From the entries provided below, copy each line that contains the word "образом".
──────── Data listing
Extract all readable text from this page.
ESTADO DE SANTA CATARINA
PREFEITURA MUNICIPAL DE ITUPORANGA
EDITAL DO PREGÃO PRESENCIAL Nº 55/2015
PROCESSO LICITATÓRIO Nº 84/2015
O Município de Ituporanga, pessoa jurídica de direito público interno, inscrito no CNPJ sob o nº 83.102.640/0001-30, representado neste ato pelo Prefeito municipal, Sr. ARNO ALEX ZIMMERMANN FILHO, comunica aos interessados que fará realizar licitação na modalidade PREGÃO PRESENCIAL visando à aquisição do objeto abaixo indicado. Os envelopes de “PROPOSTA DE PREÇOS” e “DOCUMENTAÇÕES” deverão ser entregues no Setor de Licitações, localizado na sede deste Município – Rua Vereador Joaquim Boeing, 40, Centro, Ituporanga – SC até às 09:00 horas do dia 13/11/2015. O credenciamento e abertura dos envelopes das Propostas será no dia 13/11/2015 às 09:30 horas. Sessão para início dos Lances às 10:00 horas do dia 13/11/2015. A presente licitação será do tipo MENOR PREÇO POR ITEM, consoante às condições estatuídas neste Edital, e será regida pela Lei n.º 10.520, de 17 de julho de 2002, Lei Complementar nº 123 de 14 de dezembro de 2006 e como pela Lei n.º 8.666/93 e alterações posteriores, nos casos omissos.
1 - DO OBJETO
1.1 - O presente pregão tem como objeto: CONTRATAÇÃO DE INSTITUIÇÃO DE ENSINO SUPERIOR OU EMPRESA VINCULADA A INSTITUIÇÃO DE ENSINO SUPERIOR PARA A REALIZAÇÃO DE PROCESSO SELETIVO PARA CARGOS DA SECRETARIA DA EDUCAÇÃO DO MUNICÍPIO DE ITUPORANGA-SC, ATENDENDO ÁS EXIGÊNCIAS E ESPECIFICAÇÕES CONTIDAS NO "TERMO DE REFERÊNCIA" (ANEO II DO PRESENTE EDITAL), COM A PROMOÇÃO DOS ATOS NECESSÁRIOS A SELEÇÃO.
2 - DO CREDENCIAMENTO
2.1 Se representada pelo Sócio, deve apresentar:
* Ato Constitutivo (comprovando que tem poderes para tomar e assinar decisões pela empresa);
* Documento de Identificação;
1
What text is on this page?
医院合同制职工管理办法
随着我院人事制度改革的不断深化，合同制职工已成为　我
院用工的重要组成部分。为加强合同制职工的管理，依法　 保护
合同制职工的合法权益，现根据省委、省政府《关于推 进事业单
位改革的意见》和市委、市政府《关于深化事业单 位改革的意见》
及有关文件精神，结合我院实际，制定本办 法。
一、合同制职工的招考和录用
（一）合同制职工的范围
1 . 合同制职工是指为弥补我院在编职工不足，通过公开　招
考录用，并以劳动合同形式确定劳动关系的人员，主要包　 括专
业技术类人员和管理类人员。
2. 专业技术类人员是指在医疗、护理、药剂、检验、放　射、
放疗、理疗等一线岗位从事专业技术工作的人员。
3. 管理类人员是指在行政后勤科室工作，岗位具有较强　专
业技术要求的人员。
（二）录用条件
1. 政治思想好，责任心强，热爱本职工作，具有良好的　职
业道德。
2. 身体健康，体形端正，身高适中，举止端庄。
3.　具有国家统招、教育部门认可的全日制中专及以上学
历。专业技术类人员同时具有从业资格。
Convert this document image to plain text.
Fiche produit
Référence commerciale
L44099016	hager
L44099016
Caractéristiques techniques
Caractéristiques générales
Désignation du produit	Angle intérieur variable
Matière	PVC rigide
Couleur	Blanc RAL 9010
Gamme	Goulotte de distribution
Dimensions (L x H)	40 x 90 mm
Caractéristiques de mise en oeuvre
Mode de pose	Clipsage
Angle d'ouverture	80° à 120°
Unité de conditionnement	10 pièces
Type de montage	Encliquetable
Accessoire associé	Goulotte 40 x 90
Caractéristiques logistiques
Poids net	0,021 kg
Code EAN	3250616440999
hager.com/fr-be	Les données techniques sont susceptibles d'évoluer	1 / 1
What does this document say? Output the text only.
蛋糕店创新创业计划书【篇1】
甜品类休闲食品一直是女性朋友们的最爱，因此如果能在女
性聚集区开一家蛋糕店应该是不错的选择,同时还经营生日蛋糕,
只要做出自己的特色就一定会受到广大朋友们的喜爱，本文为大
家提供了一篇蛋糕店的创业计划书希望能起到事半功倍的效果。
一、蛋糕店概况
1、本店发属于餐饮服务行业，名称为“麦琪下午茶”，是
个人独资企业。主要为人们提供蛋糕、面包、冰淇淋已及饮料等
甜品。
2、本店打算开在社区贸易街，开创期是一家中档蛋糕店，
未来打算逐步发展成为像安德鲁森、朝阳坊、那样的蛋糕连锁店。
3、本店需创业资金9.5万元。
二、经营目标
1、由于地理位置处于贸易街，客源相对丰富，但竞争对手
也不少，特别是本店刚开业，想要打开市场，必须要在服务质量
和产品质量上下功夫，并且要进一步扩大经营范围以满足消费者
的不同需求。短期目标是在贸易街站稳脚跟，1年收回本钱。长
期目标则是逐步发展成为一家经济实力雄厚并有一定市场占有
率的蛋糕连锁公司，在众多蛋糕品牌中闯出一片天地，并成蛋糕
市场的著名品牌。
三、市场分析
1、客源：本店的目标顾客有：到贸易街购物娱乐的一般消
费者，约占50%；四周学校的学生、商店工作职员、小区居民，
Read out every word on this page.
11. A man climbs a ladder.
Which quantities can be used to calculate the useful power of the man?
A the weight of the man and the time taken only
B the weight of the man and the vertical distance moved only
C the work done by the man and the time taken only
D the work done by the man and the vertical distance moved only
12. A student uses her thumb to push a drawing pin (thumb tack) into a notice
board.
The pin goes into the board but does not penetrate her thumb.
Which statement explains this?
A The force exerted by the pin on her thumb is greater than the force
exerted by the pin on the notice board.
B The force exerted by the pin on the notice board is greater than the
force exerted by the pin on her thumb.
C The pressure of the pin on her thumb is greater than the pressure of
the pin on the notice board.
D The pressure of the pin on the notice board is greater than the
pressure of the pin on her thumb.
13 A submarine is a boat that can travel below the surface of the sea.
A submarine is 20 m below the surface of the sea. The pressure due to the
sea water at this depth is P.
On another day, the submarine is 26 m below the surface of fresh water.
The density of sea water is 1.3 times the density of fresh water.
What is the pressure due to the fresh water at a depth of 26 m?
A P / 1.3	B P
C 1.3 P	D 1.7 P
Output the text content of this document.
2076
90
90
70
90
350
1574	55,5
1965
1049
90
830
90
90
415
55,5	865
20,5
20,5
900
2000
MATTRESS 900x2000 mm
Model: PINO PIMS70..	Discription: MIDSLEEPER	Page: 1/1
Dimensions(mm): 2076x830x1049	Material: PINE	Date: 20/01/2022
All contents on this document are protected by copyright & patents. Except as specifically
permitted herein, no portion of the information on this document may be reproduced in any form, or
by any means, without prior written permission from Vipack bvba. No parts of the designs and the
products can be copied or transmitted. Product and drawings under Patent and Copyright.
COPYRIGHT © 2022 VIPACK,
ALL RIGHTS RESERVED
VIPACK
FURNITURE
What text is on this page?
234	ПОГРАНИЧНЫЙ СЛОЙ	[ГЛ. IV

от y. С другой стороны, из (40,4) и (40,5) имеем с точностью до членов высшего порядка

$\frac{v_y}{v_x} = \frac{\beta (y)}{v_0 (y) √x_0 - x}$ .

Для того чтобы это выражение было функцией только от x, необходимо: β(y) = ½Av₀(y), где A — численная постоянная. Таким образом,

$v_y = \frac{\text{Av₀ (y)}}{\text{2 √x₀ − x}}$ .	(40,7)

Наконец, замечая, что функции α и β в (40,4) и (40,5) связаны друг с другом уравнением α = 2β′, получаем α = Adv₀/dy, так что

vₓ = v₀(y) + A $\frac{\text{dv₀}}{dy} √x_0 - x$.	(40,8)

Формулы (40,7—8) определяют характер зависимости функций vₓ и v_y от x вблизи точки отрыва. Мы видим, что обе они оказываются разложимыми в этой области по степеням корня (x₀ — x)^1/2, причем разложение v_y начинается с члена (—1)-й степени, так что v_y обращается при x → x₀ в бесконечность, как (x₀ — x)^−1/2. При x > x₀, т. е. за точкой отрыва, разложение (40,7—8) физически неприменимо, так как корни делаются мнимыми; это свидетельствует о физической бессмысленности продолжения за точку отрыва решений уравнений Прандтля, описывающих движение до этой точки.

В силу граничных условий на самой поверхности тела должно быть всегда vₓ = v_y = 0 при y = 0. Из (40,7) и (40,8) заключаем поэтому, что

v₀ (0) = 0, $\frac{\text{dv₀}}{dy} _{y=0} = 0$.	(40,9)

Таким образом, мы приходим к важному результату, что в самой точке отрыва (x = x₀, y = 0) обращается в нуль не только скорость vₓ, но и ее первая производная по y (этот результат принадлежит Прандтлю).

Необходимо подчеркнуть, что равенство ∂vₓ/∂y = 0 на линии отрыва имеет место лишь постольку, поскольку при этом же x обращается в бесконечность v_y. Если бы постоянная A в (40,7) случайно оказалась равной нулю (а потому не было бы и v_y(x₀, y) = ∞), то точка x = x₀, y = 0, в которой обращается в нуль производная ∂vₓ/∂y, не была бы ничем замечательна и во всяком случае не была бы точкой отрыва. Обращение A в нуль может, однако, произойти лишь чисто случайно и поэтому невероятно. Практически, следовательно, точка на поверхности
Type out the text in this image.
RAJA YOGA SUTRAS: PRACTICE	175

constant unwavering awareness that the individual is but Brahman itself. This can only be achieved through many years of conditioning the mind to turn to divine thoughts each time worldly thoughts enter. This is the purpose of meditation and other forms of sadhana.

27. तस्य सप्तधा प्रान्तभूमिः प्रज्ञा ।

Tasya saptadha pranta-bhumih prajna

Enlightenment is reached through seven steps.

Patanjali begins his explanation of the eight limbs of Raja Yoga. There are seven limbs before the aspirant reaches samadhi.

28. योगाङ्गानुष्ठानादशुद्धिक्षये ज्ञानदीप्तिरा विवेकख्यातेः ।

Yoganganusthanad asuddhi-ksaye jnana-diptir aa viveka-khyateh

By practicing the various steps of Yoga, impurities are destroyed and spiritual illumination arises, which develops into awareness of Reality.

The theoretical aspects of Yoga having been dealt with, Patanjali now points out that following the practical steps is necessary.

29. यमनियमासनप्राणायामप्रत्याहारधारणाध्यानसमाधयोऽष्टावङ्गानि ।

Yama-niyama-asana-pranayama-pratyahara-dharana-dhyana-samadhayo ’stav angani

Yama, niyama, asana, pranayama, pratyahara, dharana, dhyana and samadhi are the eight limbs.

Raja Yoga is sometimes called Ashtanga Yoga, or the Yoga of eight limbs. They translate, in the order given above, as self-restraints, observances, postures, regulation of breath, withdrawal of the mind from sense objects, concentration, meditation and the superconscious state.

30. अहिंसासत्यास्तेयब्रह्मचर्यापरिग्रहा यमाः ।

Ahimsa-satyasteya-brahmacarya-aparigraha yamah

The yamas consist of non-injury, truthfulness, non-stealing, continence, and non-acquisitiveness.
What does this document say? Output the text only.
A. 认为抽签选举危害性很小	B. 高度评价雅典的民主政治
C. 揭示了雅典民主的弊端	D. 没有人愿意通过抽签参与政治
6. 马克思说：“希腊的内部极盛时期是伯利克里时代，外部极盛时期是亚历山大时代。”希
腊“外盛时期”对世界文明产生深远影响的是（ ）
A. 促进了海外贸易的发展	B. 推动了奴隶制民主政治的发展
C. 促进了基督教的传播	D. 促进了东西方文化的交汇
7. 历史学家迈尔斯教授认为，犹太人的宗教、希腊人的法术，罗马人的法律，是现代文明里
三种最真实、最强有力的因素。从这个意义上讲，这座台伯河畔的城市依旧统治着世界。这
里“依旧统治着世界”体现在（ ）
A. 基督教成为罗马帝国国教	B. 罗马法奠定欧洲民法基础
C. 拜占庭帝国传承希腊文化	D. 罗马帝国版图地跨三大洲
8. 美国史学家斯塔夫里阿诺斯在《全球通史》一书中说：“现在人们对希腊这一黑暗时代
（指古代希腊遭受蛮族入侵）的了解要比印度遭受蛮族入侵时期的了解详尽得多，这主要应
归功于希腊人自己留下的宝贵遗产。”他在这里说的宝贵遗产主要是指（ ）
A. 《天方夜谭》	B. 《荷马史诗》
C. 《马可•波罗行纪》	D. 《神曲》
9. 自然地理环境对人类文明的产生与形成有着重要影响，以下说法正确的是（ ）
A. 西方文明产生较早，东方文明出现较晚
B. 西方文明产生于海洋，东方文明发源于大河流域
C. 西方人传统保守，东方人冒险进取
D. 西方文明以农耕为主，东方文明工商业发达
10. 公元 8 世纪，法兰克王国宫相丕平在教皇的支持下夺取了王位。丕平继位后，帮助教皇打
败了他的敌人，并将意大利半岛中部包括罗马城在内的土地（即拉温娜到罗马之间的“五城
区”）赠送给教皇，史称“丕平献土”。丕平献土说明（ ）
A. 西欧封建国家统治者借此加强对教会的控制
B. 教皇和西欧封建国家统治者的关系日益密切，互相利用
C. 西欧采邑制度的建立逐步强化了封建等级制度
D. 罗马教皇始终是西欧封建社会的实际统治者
────────────────
### Expected answer
Для того чтобы это выражение было функцией только от x, необходимо: β(y) = ½Av₀(y), где A — численная постоянная. Таким образом,
Таким образом, мы приходим к важному результату, что в самой точке отрыва (x = x₀, y = 0) обращается в нуль не только скорость vₓ, но и ее первая производная по y (этот результат принадлежит Прандтлю).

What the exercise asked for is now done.